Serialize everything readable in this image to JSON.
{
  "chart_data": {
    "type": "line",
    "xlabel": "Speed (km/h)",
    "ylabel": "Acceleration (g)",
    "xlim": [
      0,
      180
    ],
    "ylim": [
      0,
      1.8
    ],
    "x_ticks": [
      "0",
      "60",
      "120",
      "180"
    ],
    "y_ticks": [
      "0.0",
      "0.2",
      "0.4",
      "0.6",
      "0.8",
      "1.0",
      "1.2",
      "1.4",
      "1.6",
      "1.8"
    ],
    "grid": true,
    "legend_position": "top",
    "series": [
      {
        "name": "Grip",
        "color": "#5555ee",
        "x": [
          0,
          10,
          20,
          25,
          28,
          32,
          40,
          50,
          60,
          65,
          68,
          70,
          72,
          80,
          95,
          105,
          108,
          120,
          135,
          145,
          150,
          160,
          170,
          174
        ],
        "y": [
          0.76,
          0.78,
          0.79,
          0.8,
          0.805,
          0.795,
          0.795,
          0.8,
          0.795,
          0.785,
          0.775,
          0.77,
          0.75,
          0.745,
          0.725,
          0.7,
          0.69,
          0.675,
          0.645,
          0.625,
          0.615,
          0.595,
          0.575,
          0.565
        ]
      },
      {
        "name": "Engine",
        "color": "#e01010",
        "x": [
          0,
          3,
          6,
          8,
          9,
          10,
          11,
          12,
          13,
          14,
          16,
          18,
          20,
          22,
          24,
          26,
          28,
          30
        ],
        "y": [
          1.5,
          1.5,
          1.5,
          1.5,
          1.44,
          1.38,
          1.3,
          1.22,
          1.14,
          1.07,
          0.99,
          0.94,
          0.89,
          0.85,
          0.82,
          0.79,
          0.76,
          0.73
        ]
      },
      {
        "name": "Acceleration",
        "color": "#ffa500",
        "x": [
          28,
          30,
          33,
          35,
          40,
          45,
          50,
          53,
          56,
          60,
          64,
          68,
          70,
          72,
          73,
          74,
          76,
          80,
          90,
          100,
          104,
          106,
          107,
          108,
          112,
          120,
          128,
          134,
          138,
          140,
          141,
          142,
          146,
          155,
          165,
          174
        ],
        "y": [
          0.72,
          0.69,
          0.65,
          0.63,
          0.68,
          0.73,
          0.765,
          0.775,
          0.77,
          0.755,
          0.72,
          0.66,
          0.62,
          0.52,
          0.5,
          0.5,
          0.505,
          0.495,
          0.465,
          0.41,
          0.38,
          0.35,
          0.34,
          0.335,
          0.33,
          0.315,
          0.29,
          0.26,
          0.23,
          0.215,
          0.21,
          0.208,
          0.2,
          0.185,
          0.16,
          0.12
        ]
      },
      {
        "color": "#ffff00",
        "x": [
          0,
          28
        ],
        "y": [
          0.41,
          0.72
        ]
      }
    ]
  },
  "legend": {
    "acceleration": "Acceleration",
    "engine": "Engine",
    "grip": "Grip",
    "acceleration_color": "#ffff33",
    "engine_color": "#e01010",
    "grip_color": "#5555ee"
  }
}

---

§ **What you should do**:
Write out every line exactly as it stands.

§ **Exercise solution**:
Serialize everything readable in this image to JSON.
{
  "chart_data": {
    "type": "line",
    "xlabel": "Speed (km/h)",
    "ylabel": "Acceleration (g)",
    "xlim": [
      0,
      180
    ],
    "ylim": [
      0,
      1.8
    ],
    "x_ticks": [
      "0",
      "60",
      "120",
      "180"
    ],
    "y_ticks": [
      "0.0",
      "0.2",
      "0.4",
      "0.6",
      "0.8",
      "1.0",
      "1.2",
      "1.4",
      "1.6",
      "1.8"
    ],
    "grid": true,
    "legend_position": "top",
    "series": [
      {
        "name": "Grip",
        "color": "#5555ee",
        "x": [
          0,
          10,
          20,
          25,
          28,
          32,
          40,
          50,
          60,
          65,
          68,
          70,
          72,
          80,
          95,
          105,
          108,
          120,
          135,
          145,
          150,
          160,
          170,
          174
        ],
        "y": [
          0.76,
          0.78,
          0.79,
          0.8,
          0.805,
          0.795,
          0.795,
          0.8,
          0.795,
          0.785,
          0.775,
          0.77,
          0.75,
          0.745,
          0.725,
          0.7,
          0.69,
          0.675,
          0.645,
          0.625,
          0.615,
          0.595,
          0.575,
          0.565
        ]
      },
      {
        "name": "Engine",
        "color": "#e01010",
        "x": [
          0,
          3,
          6,
          8,
          9,
          10,
          11,
          12,
          13,
          14,
          16,
          18,
          20,
          22,
          24,
          26,
          28,
          30
        ],
        "y": [
          1.5,
          1.5,
          1.5,
          1.5,
          1.44,
          1.38,
          1.3,
          1.22,
          1.14,
          1.07,
          0.99,
          0.94,
          0.89,
          0.85,
          0.82,
          0.79,
          0.76,
          0.73
        ]
      },
      {
        "name": "Acceleration",
        "color": "#ffa500",
        "x": [
          28,
          30,
          33,
          35,
          40,
          45,
          50,
          53,
          56,
          60,
          64,
          68,
          70,
          72,
          73,
          74,
          76,
          80,
          90,
          100,
          104,
          106,
          107,
          108,
          112,
          120,
          128,
          134,
          138,
          140,
          141,
          142,
          146,
          155,
          165,
          174
        ],
        "y": [
          0.72,
          0.69,
          0.65,
          0.63,
          0.68,
          0.73,
          0.765,
          0.775,
          0.77,
          0.755,
          0.72,
          0.66,
          0.62,
          0.52,
          0.5,
          0.5,
          0.505,
          0.495,
          0.465,
          0.41,
          0.38,
          0.35,
          0.34,
          0.335,
          0.33,
          0.315,
          0.29,
          0.26,
          0.23,
          0.215,
          0.21,
          0.208,
          0.2,
          0.185,
          0.16,
          0.12
        ]
      },
      {
        "color": "#ffff00",
        "x": [
          0,
          28
        ],
        "y": [
          0.41,
          0.72
        ]
      }
    ]
  },
  "legend": {
    "acceleration": "Acceleration",
    "engine": "Engine",
    "grip": "Grip",
    "acceleration_color": "#ffff33",
    "engine_color": "#e01010",
    "grip_color": "#5555ee"
  }
}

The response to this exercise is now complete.